Exercise directions
Your task is to give the data again, exactly, with every line intact.
:: Dataset extract
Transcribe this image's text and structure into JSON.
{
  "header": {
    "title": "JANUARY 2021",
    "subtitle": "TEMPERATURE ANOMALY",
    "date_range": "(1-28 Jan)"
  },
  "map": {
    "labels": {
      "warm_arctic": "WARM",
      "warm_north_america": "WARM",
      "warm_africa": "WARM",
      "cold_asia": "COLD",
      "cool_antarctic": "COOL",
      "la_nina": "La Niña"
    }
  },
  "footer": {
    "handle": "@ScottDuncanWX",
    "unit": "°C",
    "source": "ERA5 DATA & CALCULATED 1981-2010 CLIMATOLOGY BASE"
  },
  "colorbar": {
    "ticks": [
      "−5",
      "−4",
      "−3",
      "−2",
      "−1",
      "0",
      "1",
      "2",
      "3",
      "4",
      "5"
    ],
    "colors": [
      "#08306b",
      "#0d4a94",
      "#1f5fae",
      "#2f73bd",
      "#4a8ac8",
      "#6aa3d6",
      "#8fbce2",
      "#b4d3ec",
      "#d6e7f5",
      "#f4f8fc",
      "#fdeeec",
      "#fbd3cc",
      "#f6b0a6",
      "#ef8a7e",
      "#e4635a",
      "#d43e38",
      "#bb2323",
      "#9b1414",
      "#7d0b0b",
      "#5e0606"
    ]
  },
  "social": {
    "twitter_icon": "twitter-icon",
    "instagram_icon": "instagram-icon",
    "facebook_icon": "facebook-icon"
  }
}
::::
Solution to this task
Transcribe this image's text and structure into JSON.
{
  "header": {
    "title": "JANUARY 2021",
    "subtitle": "TEMPERATURE ANOMALY",
    "date_range": "(1-28 Jan)"
  },
  "map": {
    "labels": {
      "warm_arctic": "WARM",
      "warm_north_america": "WARM",
      "warm_africa": "WARM",
      "cold_asia": "COLD",
      "cool_antarctic": "COOL",
      "la_nina": "La Niña"
    }
  },
  "footer": {
    "handle": "@ScottDuncanWX",
    "unit": "°C",
    "source": "ERA5 DATA & CALCULATED 1981-2010 CLIMATOLOGY BASE"
  },
  "colorbar": {
    "ticks": [
      "−5",
      "−4",
      "−3",
      "−2",
      "−1",
      "0",
      "1",
      "2",
      "3",
      "4",
      "5"
    ],
    "colors": [
      "#08306b",
      "#0d4a94",
      "#1f5fae",
      "#2f73bd",
      "#4a8ac8",
      "#6aa3d6",
      "#8fbce2",
      "#b4d3ec",
      "#d6e7f5",
      "#f4f8fc",
      "#fdeeec",
      "#fbd3cc",
      "#f6b0a6",
      "#ef8a7e",
      "#e4635a",
      "#d43e38",
      "#bb2323",
      "#9b1414",
      "#7d0b0b",
      "#5e0606"
    ]
  },
  "social": {
    "twitter_icon": "twitter-icon",
    "instagram_icon": "instagram-icon",
    "facebook_icon": "facebook-icon"
  }
}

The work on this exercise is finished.